- _REQUIREMENT_
Your task is to repeat all of the material exactly.
—————
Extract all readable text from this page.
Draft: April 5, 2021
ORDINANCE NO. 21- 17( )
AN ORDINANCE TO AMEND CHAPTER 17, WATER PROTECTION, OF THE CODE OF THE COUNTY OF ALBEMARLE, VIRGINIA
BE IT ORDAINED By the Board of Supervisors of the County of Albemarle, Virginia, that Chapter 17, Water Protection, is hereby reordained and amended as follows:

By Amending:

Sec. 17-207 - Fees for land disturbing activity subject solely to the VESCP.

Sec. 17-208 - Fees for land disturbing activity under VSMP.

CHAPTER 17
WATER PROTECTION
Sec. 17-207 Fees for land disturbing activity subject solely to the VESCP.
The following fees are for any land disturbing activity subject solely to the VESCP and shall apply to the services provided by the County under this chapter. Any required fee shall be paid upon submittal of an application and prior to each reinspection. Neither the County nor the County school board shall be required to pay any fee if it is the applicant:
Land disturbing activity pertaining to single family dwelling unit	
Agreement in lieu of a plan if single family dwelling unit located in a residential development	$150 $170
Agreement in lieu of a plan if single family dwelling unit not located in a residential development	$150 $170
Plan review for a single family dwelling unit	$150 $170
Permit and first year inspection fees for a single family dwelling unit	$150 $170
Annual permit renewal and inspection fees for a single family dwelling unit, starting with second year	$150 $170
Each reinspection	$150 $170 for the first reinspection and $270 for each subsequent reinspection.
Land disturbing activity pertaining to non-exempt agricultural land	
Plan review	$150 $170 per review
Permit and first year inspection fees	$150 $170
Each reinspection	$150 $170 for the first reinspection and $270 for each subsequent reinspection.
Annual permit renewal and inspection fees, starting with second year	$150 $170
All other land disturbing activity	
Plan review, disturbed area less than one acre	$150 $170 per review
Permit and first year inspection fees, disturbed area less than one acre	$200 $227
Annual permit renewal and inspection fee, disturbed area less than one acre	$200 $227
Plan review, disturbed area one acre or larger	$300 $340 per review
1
—————
- _RIGHT ANSWER_
Extract all readable text from this page.
Draft: April 5, 2021
ORDINANCE NO. 21- 17( )
AN ORDINANCE TO AMEND CHAPTER 17, WATER PROTECTION, OF THE CODE OF THE COUNTY OF ALBEMARLE, VIRGINIA
BE IT ORDAINED By the Board of Supervisors of the County of Albemarle, Virginia, that Chapter 17, Water Protection, is hereby reordained and amended as follows:

By Amending:

Sec. 17-207 - Fees for land disturbing activity subject solely to the VESCP.

Sec. 17-208 - Fees for land disturbing activity under VSMP.

CHAPTER 17
WATER PROTECTION
Sec. 17-207 Fees for land disturbing activity subject solely to the VESCP.
The following fees are for any land disturbing activity subject solely to the VESCP and shall apply to the services provided by the County under this chapter. Any required fee shall be paid upon submittal of an application and prior to each reinspection. Neither the County nor the County school board shall be required to pay any fee if it is the applicant:
Land disturbing activity pertaining to single family dwelling unit	
Agreement in lieu of a plan if single family dwelling unit located in a residential development	$150 $170
Agreement in lieu of a plan if single family dwelling unit not located in a residential development	$150 $170
Plan review for a single family dwelling unit	$150 $170
Permit and first year inspection fees for a single family dwelling unit	$150 $170
Annual permit renewal and inspection fees for a single family dwelling unit, starting with second year	$150 $170
Each reinspection	$150 $170 for the first reinspection and $270 for each subsequent reinspection.
Land disturbing activity pertaining to non-exempt agricultural land	
Plan review	$150 $170 per review
Permit and first year inspection fees	$150 $170
Each reinspection	$150 $170 for the first reinspection and $270 for each subsequent reinspection.
Annual permit renewal and inspection fees, starting with second year	$150 $170
All other land disturbing activity	
Plan review, disturbed area less than one acre	$150 $170 per review
Permit and first year inspection fees, disturbed area less than one acre	$200 $227
Annual permit renewal and inspection fee, disturbed area less than one acre	$200 $227
Plan review, disturbed area one acre or larger	$300 $340 per review
1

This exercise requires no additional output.